**INSTRUÇÕES DO EXERCÍCIO:** Troque "price-tick-label" por "price-axis-label" em todos os registros abaixo e reescreva as linhas sem alterar mais nada. Deixe as imagens fora da resposta.

Registros de regiões do layout:
--- --- ---

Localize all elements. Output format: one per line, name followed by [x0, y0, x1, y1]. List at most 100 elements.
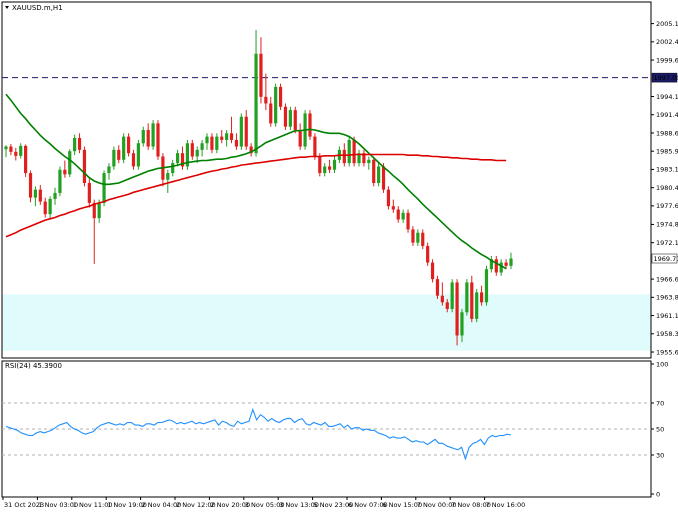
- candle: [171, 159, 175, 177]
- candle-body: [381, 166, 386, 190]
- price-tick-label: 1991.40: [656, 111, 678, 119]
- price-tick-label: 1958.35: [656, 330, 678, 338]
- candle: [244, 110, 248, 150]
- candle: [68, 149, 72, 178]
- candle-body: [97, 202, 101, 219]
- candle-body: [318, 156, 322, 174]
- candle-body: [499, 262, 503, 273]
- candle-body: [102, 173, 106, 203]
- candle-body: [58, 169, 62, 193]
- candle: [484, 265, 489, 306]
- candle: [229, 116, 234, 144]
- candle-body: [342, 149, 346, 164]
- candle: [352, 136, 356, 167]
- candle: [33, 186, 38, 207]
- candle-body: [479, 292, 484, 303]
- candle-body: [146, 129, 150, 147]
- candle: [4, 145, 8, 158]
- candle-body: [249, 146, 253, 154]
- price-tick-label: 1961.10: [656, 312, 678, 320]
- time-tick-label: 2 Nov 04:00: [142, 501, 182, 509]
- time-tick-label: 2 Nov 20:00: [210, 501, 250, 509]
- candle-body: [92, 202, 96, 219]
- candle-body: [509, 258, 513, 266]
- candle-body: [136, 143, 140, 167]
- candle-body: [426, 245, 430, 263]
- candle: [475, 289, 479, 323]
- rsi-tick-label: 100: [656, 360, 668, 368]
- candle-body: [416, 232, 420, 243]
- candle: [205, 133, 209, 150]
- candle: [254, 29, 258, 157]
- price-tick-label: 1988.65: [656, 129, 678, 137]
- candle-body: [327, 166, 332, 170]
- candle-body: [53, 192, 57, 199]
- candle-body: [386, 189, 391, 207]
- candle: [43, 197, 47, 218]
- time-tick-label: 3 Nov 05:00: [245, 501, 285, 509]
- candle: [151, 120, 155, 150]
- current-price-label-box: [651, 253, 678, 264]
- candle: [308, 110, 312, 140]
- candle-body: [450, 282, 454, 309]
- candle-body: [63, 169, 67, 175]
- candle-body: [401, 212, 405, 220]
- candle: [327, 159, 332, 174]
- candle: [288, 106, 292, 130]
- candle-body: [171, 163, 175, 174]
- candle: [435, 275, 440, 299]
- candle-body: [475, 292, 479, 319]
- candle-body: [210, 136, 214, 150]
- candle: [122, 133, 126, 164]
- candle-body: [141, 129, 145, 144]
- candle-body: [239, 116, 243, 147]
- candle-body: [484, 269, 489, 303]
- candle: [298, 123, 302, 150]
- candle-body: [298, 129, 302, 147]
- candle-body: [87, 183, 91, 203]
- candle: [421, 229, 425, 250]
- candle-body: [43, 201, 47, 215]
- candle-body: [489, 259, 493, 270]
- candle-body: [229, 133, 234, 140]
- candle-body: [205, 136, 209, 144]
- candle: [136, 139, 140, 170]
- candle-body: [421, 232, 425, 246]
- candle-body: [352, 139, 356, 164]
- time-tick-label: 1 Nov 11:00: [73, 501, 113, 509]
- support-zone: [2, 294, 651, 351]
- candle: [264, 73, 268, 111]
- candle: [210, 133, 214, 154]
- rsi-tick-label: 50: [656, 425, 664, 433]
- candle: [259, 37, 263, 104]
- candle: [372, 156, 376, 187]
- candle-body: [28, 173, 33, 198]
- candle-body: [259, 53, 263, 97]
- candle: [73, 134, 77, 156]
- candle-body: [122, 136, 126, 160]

--- --- ---

**EXERCÍCIO RESOLVIDO:**
Localize all elements. Output format: one per line, name followed by [x0, y0, x1, y1]. List at most 100 elements.
- candle: [171, 159, 175, 177]
- candle-body: [381, 166, 386, 190]
- price-axis-label: 1991.40: [656, 111, 678, 119]
- price-axis-label: 1958.35: [656, 330, 678, 338]
- candle: [244, 110, 248, 150]
- candle: [68, 149, 72, 178]
- candle-body: [97, 202, 101, 219]
- candle-body: [318, 156, 322, 174]
- candle-body: [499, 262, 503, 273]
- candle-body: [102, 173, 106, 203]
- candle-body: [58, 169, 62, 193]
- candle: [484, 265, 489, 306]
- candle: [229, 116, 234, 144]
- candle-body: [342, 149, 346, 164]
- candle: [352, 136, 356, 167]
- candle: [33, 186, 38, 207]
- candle-body: [479, 292, 484, 303]
- candle-body: [146, 129, 150, 147]
- candle: [4, 145, 8, 158]
- candle-body: [249, 146, 253, 154]
- price-axis-label: 1961.10: [656, 312, 678, 320]
- time-tick-label: 2 Nov 04:00: [142, 501, 182, 509]
- time-tick-label: 2 Nov 20:00: [210, 501, 250, 509]
- candle-body: [92, 202, 96, 219]
- candle-body: [509, 258, 513, 266]
- candle-body: [136, 143, 140, 167]
- candle-body: [426, 245, 430, 263]
- candle: [475, 289, 479, 323]
- rsi-tick-label: 100: [656, 360, 668, 368]
- candle-body: [416, 232, 420, 243]
- candle: [205, 133, 209, 150]
- candle: [254, 29, 258, 157]
- price-axis-label: 1988.65: [656, 129, 678, 137]
- candle-body: [327, 166, 332, 170]
- candle-body: [53, 192, 57, 199]
- candle-body: [386, 189, 391, 207]
- candle: [43, 197, 47, 218]
- time-tick-label: 3 Nov 05:00: [245, 501, 285, 509]
- candle: [151, 120, 155, 150]
- current-price-label-box: [651, 253, 678, 264]
- candle: [308, 110, 312, 140]
- candle-body: [450, 282, 454, 309]
- candle-body: [63, 169, 67, 175]
- candle-body: [401, 212, 405, 220]
- candle: [327, 159, 332, 174]
- candle: [288, 106, 292, 130]
- candle-body: [171, 163, 175, 174]
- candle: [435, 275, 440, 299]
- candle-body: [475, 292, 479, 319]
- candle-body: [210, 136, 214, 150]
- candle: [122, 133, 126, 164]
- candle-body: [141, 129, 145, 144]
- candle-body: [239, 116, 243, 147]
- candle-body: [484, 269, 489, 303]
- candle: [298, 123, 302, 150]
- candle-body: [298, 129, 302, 147]
- candle-body: [87, 183, 91, 203]
- candle: [421, 229, 425, 250]
- candle-body: [43, 201, 47, 215]
- candle-body: [489, 259, 493, 270]
- candle-body: [229, 133, 234, 140]
- candle-body: [205, 136, 209, 144]
- candle: [136, 139, 140, 170]
- candle-body: [421, 232, 425, 246]
- candle-body: [352, 139, 356, 164]
- time-tick-label: 1 Nov 11:00: [73, 501, 113, 509]
- support-zone: [2, 294, 651, 351]
- candle: [264, 73, 268, 111]
- candle: [210, 133, 214, 154]
- rsi-tick-label: 50: [656, 425, 664, 433]
- candle: [259, 37, 263, 104]
- candle: [372, 156, 376, 187]
- candle-body: [28, 173, 33, 198]
- candle-body: [259, 53, 263, 97]
- candle: [73, 134, 77, 156]
- candle-body: [122, 136, 126, 160]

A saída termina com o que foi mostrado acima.